→ Job: Below are some records; give them all again exactly, but not the pictures.

★ ★ ★ ★ ★

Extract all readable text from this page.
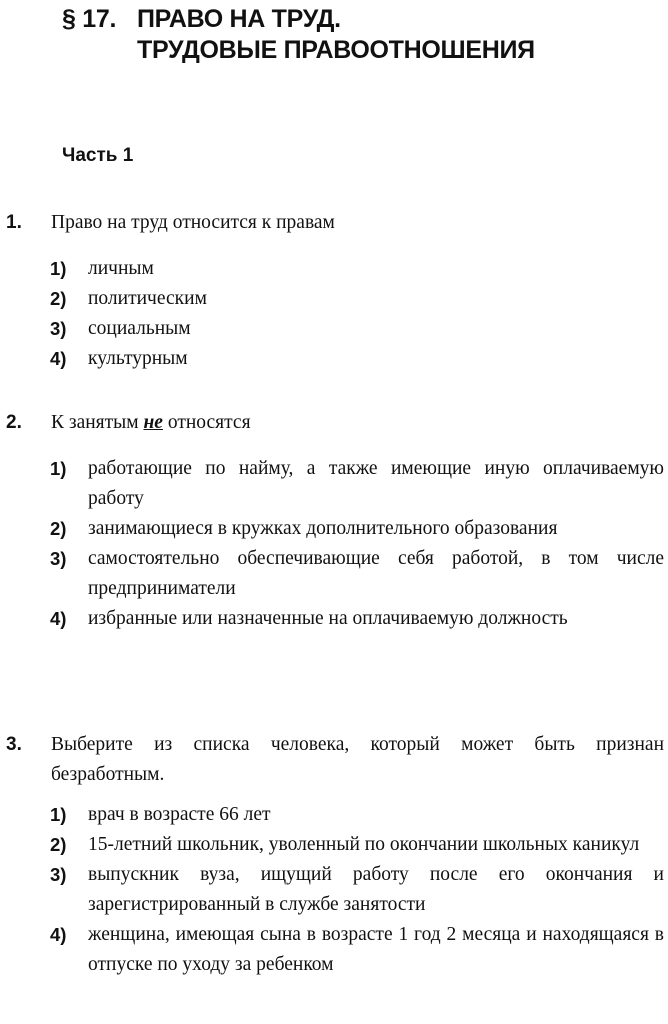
§ 17. ПРАВО НА ТРУД.
ТРУДОВЫЕ ПРАВООТНОШЕНИЯ
Часть 1
1. Право на труд относится к правам
1) личным
2) политическим
3) социальным
4) культурным
2. К занятым не относятся
1) работающие по найму, а также имеющие иную оплачиваемую работу
2) занимающиеся в кружках дополнительного образования
3) самостоятельно обеспечивающие себя работой, в том числе предприниматели
4) избранные или назначенные на оплачиваемую должность
3. Выберите из списка человека, который может быть признан безработным.
1) врач в возрасте 66 лет
2) 15-летний школьник, уволенный по окончании школьных каникул
3) выпускник вуза, ищущий работу после его окончания и зарегистрированный в службе занятости
4) женщина, имеющая сына в возрасте 1 год 2 месяца и находящаяся в отпуске по уходу за ребенком
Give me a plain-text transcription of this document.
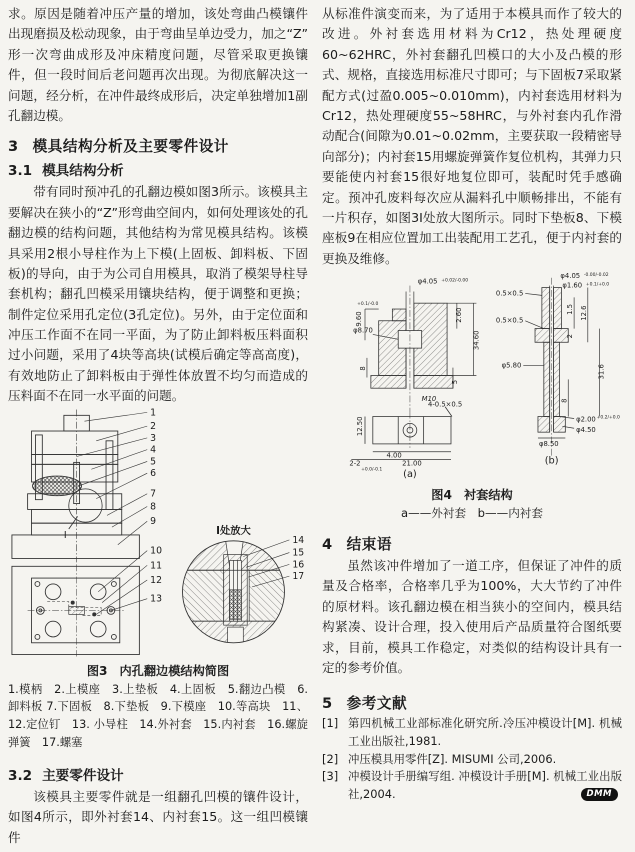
求。原因是随着冲压产量的增加，该处弯曲凸模镶件出现磨损及松动现象，由于弯曲呈单边受力，加之“Z”形一次弯曲成形及冲床精度问题，尽管采取更换镶件，但一段时间后老问题再次出现。为彻底解决这一问题，经分析，在冲件最终成形后，决定单独增加1副孔翻边模。

3 模具结构分析及主要零件设计
3.1 模具结构分析

带有同时预冲孔的孔翻边模如图3所示。该模具主要解决在狭小的“Z”形弯曲空间内，如何处理该处的孔翻边模的结构问题，其他结构为常见模具结构。该模具采用2根小导柱作为上下模(上固板、卸料板、下固板)的导向，由于为公司自用模具，取消了模架导柱导套机构；翻孔凹模采用镶块结构，便于调整和更换；制件定位采用孔定位(3孔定位)。另外，由于定位面和冲压工作面不在同一平面，为了防止卸料板压料面积过小问题，采用了4块等高块(试模后确定等高高度)，有效地防止了卸料板由于弹性体放置不均匀而造成的压料面不在同一水平面的问题。

I
1
2
3
4
5
6
7
8
9
10
11
12
13
I处放大
14
15
16
17
图3 内孔翻边模结构简图

1.模柄　2.上模座　3.上垫板　4.上固板　5.翻边凸模　6.卸料板 7.下固板　8.下垫板　9.下模座　10.等高块　11、12.定位钉　13. 小导柱　14.外衬套　15.内衬套　16.螺旋弹簧　17.螺塞

3.2 主要零件设计

该模具主要零件就是一组翻孔凹模的镶件设计，如图4所示，即外衬套14、内衬套15。这一组凹模镶件

从标准件演变而来，为了适用于本模具而作了较大的改进。外衬套选用材料为Cr12，热处理硬度60~62HRC，外衬套翻孔凹模口的大小及凸模的形式、规格，直接选用标准尺寸即可；与下固板7采取紧配方式(过盈0.005~0.010mm)，内衬套选用材料为Cr12，热处理硬度55~58HRC，与外衬套内孔作滑动配合(间隙为0.01~0.02mm，主要获取一段精密导向部分)；内衬套15用螺旋弹簧作复位机构，其弹力只要能使内衬套15很好地复位即可，装配时凭手感确定。预冲孔废料每次应从漏料孔中顺畅排出，不能有一片积存，如图3I处放大图所示。同时下垫板8、下模座板9在相应位置加工出装配用工艺孔，便于内衬套的更换及维修。

φ4.05 +0.02/-0.00
9.60
+0.1/-0.0
2.60
34.60
φ8.70
8
5
M10
4-0.5×0.5
12.50
4.00
2-2
+0.0/-0.1
21.00
(a)
φ4.05 -0.00/-0.02
φ1.60 +0.1/+0.0
0.5×0.5
0.5×0.5
1.5 12.6
2
31.6
φ5.80
8
φ2.00 +0.2/+0.0
φ4.50
φ8.50
(b)
图4 衬套结构

a——外衬套　b——内衬套

4 结束语

虽然该冲件增加了一道工序，但保证了冲件的质量及合格率，合格率几乎为100%，大大节约了冲件的原材料。该孔翻边模在相当狭小的空间内，模具结构紧凑、设计合理，投入使用后产品质量符合图纸要求，目前，模具工作稳定，对类似的结构设计具有一定的参考价值。

5 参考文献
[1] 第四机械工业部标准化研究所.冷压冲模设计[M]. 机械工业出版社,1981.
[2] 冲压模具用零件[Z]. MISUMI 公司,2006.
[3] 冲模设计手册编写组. 冲模设计手册[M]. 机械工业出版社,2004.	DMM
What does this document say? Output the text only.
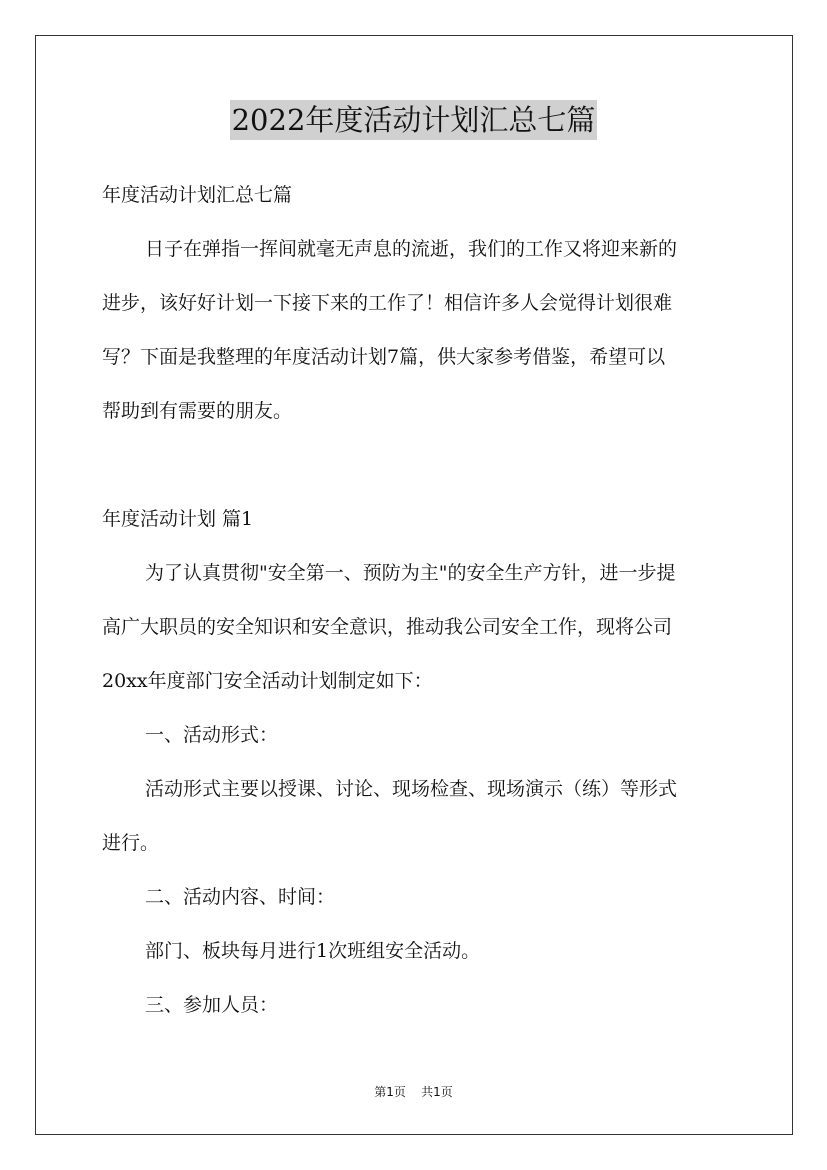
2022年度活动计划汇总七篇
年度活动计划汇总七篇
日子在弹指一挥间就毫无声息的流逝，我们的工作又将迎来新的
进步，该好好计划一下接下来的工作了！相信许多人会觉得计划很难
写？下面是我整理的年度活动计划7篇，供大家参考借鉴，希望可以
帮助到有需要的朋友。
年度活动计划 篇1
为了认真贯彻"安全第一、预防为主"的安全生产方针，进一步提
高广大职员的安全知识和安全意识，推动我公司安全工作，现将公司
20xx年度部门安全活动计划制定如下：
一、活动形式：
活动形式主要以授课、讨论、现场检查、现场演示（练）等形式
进行。
二、活动内容、时间：
部门、板块每月进行1次班组安全活动。
三、参加人员：
第1页 共1页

★ ★ ★ ★ ★

→ The result:
Extract all readable text from this page.
§ 17. ПРАВО НА ТРУД.
ТРУДОВЫЕ ПРАВООТНОШЕНИЯ
Часть 1
1. Право на труд относится к правам
1) личным
2) политическим
3) социальным
4) культурным
2. К занятым не относятся
1) работающие по найму, а также имеющие иную оплачиваемую работу
2) занимающиеся в кружках дополнительного образования
3) самостоятельно обеспечивающие себя работой, в том числе предприниматели
4) избранные или назначенные на оплачиваемую должность
3. Выберите из списка человека, который может быть признан безработным.
1) врач в возрасте 66 лет
2) 15-летний школьник, уволенный по окончании школьных каникул
3) выпускник вуза, ищущий работу после его окончания и зарегистрированный в службе занятости
4) женщина, имеющая сына в возрасте 1 год 2 месяца и находящаяся в отпуске по уходу за ребенком
Give me a plain-text transcription of this document.
求。原因是随着冲压产量的增加，该处弯曲凸模镶件出现磨损及松动现象，由于弯曲呈单边受力，加之“Z”形一次弯曲成形及冲床精度问题，尽管采取更换镶件，但一段时间后老问题再次出现。为彻底解决这一问题，经分析，在冲件最终成形后，决定单独增加1副孔翻边模。

3 模具结构分析及主要零件设计
3.1 模具结构分析

带有同时预冲孔的孔翻边模如图3所示。该模具主要解决在狭小的“Z”形弯曲空间内，如何处理该处的孔翻边模的结构问题，其他结构为常见模具结构。该模具采用2根小导柱作为上下模(上固板、卸料板、下固板)的导向，由于为公司自用模具，取消了模架导柱导套机构；翻孔凹模采用镶块结构，便于调整和更换；制件定位采用孔定位(3孔定位)。另外，由于定位面和冲压工作面不在同一平面，为了防止卸料板压料面积过小问题，采用了4块等高块(试模后确定等高高度)，有效地防止了卸料板由于弹性体放置不均匀而造成的压料面不在同一水平面的问题。

I
1
2
3
4
5
6
7
8
9
10
11
12
13
I处放大
14
15
16
17
图3 内孔翻边模结构简图

1.模柄　2.上模座　3.上垫板　4.上固板　5.翻边凸模　6.卸料板 7.下固板　8.下垫板　9.下模座　10.等高块　11、12.定位钉　13. 小导柱　14.外衬套　15.内衬套　16.螺旋弹簧　17.螺塞

3.2 主要零件设计

该模具主要零件就是一组翻孔凹模的镶件设计，如图4所示，即外衬套14、内衬套15。这一组凹模镶件

从标准件演变而来，为了适用于本模具而作了较大的改进。外衬套选用材料为Cr12，热处理硬度60~62HRC，外衬套翻孔凹模口的大小及凸模的形式、规格，直接选用标准尺寸即可；与下固板7采取紧配方式(过盈0.005~0.010mm)，内衬套选用材料为Cr12，热处理硬度55~58HRC，与外衬套内孔作滑动配合(间隙为0.01~0.02mm，主要获取一段精密导向部分)；内衬套15用螺旋弹簧作复位机构，其弹力只要能使内衬套15很好地复位即可，装配时凭手感确定。预冲孔废料每次应从漏料孔中顺畅排出，不能有一片积存，如图3I处放大图所示。同时下垫板8、下模座板9在相应位置加工出装配用工艺孔，便于内衬套的更换及维修。

φ4.05 +0.02/-0.00
9.60
+0.1/-0.0
2.60
34.60
φ8.70
8
5
M10
4-0.5×0.5
12.50
4.00
2-2
+0.0/-0.1
21.00
(a)
φ4.05 -0.00/-0.02
φ1.60 +0.1/+0.0
0.5×0.5
0.5×0.5
1.5 12.6
2
31.6
φ5.80
8
φ2.00 +0.2/+0.0
φ4.50
φ8.50
(b)
图4 衬套结构

a——外衬套　b——内衬套

4 结束语

虽然该冲件增加了一道工序，但保证了冲件的质量及合格率，合格率几乎为100%，大大节约了冲件的原材料。该孔翻边模在相当狭小的空间内，模具结构紧凑、设计合理，投入使用后产品质量符合图纸要求，目前，模具工作稳定，对类似的结构设计具有一定的参考价值。

5 参考文献
[1] 第四机械工业部标准化研究所.冷压冲模设计[M]. 机械工业出版社,1981.
[2] 冲压模具用零件[Z]. MISUMI 公司,2006.
[3] 冲模设计手册编写组. 冲模设计手册[M]. 机械工业出版社,2004.	DMM
What does this document say? Output the text only.
2022年度活动计划汇总七篇
年度活动计划汇总七篇
日子在弹指一挥间就毫无声息的流逝，我们的工作又将迎来新的
进步，该好好计划一下接下来的工作了！相信许多人会觉得计划很难
写？下面是我整理的年度活动计划7篇，供大家参考借鉴，希望可以
帮助到有需要的朋友。
年度活动计划 篇1
为了认真贯彻"安全第一、预防为主"的安全生产方针，进一步提
高广大职员的安全知识和安全意识，推动我公司安全工作，现将公司
20xx年度部门安全活动计划制定如下：
一、活动形式：
活动形式主要以授课、讨论、现场检查、现场演示（练）等形式
进行。
二、活动内容、时间：
部门、板块每月进行1次班组安全活动。
三、参加人员：
第1页 共1页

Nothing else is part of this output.